(Dataset items)
+++
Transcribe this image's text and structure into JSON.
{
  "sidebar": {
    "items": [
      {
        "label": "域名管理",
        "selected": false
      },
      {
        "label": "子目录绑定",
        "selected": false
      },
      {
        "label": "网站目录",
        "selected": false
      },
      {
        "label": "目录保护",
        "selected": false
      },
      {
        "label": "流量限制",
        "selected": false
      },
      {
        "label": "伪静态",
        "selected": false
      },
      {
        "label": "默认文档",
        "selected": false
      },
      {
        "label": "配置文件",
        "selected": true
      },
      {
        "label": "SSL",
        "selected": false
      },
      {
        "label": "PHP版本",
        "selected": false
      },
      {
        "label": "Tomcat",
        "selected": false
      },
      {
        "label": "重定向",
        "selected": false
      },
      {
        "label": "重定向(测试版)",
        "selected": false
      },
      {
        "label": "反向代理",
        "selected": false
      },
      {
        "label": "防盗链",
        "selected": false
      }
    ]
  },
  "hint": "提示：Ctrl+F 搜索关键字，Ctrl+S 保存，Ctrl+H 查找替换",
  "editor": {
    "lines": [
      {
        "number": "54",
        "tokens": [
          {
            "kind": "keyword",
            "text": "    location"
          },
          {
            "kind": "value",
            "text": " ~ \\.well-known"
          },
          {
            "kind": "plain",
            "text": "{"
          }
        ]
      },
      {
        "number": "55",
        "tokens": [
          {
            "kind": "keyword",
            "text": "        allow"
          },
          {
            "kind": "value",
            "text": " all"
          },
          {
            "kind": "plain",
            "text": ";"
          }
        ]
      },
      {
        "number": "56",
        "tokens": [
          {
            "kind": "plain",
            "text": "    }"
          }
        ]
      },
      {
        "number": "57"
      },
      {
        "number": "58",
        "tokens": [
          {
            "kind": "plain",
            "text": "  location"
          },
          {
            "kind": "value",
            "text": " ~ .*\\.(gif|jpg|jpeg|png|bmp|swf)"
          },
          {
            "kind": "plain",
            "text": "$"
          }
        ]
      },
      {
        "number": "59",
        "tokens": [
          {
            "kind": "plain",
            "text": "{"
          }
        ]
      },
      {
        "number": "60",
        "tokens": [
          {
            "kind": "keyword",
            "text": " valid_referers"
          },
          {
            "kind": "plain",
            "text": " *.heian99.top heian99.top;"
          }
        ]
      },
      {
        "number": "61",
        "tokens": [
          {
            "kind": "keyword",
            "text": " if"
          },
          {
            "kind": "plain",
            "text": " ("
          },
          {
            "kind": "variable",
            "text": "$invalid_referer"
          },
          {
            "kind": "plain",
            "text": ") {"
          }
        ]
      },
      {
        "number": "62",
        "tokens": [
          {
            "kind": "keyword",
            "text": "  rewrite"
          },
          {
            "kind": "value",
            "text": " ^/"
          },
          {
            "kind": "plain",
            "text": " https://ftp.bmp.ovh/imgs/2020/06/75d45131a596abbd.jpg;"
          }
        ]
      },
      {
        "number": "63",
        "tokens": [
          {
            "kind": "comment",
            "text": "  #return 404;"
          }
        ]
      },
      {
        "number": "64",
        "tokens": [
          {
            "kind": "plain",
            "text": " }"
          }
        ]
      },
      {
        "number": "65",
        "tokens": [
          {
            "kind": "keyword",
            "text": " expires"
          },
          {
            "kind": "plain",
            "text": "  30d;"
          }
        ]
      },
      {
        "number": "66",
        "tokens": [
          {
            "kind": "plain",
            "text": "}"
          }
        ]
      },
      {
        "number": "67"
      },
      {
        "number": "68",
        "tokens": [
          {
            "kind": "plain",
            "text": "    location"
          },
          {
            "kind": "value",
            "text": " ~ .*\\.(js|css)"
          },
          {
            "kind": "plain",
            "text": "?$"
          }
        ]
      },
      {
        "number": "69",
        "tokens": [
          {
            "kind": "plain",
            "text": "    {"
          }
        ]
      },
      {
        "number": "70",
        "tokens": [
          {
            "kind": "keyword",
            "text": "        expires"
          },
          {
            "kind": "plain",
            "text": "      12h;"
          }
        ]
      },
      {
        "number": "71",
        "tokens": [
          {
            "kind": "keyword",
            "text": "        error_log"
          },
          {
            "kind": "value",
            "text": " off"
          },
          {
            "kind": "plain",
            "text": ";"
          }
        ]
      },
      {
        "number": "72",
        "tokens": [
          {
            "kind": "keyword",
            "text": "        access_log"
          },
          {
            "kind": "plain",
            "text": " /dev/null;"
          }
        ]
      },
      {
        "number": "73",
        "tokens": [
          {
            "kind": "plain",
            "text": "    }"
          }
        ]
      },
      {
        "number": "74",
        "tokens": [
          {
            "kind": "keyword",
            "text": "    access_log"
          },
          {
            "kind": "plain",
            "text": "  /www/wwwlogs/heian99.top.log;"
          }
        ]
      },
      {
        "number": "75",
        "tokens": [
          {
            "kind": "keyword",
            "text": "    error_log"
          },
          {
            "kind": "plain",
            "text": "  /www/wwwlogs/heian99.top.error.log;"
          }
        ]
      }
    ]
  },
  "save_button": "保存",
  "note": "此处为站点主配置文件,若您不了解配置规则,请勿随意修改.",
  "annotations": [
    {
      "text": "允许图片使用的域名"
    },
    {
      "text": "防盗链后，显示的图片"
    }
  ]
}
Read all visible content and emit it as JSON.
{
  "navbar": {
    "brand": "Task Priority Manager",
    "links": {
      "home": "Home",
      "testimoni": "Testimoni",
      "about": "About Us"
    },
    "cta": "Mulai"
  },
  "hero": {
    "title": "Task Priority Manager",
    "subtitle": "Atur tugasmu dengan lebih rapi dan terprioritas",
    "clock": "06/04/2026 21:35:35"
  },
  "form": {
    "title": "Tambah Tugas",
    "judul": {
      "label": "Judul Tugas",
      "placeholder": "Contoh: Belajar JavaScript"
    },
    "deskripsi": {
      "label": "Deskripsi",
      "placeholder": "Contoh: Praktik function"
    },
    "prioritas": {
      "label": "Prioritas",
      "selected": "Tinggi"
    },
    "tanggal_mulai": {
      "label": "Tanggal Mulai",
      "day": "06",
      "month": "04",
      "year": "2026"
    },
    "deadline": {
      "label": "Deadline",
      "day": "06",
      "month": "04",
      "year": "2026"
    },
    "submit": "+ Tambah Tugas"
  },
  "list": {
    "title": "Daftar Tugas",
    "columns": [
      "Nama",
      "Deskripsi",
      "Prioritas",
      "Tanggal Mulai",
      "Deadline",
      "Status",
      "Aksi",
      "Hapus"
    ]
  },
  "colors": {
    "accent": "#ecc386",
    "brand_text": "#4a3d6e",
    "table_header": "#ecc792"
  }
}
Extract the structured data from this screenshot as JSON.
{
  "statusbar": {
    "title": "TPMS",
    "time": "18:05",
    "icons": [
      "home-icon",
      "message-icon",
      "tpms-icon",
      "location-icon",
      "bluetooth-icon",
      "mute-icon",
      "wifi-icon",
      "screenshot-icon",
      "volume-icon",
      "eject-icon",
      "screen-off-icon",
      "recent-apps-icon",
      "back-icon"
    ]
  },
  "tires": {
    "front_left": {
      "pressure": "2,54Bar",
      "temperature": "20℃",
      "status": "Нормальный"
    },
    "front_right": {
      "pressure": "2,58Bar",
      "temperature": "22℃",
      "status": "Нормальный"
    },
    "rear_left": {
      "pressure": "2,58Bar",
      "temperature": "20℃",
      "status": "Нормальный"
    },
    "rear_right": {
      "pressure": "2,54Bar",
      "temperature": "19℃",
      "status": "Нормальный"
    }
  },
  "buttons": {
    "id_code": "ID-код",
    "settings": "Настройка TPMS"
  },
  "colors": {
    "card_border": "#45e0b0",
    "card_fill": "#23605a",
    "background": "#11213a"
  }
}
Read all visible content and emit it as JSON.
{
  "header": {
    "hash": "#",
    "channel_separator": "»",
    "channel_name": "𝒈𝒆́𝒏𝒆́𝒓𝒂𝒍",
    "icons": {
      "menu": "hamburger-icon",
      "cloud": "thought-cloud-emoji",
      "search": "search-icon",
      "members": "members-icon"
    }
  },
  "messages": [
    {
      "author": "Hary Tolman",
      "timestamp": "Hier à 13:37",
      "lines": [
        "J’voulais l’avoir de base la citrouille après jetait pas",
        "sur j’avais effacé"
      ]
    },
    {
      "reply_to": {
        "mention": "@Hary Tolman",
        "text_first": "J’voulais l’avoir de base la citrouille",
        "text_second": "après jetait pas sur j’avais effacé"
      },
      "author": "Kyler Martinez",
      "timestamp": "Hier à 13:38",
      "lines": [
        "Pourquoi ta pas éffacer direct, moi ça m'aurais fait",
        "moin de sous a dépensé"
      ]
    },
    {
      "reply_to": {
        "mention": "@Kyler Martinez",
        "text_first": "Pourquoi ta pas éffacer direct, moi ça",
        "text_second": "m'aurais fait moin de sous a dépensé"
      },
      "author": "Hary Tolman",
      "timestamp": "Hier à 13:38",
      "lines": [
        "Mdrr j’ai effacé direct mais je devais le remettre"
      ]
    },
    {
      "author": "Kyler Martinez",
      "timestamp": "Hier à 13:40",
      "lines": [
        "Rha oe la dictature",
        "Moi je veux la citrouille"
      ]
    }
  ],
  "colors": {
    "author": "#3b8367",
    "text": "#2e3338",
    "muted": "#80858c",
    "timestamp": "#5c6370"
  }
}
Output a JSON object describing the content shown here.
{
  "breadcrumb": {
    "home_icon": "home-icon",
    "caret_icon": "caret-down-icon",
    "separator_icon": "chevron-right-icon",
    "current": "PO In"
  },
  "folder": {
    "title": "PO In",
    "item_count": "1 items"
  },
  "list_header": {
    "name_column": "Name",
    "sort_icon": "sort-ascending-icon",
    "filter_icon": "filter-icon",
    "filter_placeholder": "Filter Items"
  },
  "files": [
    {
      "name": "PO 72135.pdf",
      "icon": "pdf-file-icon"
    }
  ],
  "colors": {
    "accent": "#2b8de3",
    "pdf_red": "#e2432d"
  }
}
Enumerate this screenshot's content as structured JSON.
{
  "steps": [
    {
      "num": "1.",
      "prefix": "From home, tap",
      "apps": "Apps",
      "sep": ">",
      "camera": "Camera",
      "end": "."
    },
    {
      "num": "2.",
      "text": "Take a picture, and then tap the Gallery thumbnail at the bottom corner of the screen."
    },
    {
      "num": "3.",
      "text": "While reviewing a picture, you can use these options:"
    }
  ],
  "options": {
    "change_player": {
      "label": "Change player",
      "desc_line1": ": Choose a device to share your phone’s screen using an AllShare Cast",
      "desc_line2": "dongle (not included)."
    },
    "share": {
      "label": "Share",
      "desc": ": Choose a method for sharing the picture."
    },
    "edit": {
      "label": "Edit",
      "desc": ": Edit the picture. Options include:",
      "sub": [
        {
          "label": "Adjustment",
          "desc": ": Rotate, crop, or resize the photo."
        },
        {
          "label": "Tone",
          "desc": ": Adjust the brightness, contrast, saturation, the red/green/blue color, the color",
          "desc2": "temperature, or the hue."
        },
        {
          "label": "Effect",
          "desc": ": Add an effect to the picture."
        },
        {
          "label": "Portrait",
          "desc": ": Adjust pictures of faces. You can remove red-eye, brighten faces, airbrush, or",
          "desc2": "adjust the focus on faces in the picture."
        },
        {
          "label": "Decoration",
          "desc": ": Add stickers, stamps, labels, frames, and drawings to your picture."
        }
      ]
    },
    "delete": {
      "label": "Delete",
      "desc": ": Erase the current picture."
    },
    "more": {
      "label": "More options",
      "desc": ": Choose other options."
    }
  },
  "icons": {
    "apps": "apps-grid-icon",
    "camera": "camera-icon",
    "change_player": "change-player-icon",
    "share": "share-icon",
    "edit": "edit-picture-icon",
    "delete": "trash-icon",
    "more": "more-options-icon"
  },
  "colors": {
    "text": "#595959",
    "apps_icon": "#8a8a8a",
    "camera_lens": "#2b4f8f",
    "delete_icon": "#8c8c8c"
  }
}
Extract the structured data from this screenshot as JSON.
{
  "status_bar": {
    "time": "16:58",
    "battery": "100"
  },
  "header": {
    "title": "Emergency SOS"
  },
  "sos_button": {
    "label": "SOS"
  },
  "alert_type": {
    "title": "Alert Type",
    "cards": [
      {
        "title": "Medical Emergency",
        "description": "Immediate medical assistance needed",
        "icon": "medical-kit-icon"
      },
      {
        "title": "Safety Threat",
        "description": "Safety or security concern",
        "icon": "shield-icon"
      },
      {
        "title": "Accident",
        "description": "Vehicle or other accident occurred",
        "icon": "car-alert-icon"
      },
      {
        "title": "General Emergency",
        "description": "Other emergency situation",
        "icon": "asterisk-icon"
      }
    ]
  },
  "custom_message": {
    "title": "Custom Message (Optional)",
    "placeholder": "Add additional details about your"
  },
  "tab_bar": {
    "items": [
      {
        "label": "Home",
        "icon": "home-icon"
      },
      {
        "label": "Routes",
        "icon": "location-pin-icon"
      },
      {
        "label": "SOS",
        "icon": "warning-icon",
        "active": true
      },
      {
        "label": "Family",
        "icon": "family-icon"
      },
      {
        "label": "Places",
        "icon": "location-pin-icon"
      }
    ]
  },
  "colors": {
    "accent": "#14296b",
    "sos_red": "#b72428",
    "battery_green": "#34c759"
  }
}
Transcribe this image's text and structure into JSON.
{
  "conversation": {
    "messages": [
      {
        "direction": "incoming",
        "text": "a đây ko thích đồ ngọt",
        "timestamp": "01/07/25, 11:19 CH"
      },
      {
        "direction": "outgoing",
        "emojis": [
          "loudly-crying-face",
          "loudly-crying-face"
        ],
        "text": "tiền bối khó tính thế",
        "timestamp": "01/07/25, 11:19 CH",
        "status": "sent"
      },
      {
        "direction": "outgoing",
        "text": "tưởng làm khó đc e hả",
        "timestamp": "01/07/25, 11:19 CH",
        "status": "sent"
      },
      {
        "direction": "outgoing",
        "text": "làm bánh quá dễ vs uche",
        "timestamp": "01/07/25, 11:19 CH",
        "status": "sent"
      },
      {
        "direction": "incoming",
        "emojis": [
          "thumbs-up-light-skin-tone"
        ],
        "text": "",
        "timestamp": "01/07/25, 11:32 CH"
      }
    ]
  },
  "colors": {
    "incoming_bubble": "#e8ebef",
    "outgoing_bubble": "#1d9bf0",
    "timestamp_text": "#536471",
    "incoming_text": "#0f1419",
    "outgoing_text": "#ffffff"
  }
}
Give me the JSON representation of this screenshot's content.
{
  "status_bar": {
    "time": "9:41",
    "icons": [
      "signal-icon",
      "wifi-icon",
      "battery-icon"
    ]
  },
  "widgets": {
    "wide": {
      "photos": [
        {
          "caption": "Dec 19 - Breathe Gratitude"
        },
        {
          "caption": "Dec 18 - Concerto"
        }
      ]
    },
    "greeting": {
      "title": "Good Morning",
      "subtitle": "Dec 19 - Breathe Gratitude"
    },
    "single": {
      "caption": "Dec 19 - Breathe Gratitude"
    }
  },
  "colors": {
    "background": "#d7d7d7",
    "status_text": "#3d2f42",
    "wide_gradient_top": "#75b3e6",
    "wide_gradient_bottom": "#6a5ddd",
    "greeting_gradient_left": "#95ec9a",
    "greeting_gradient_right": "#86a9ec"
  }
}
+++
● **EXERCISE BRIEF**: List every line above containing the word "Choose".

● **SOLUTION TO THIS PROBLEM**:
      "desc_line1": ": Choose a device to share your phone’s screen using an AllShare Cast",
      "desc": ": Choose a method for sharing the picture."
      "desc": ": Choose other options."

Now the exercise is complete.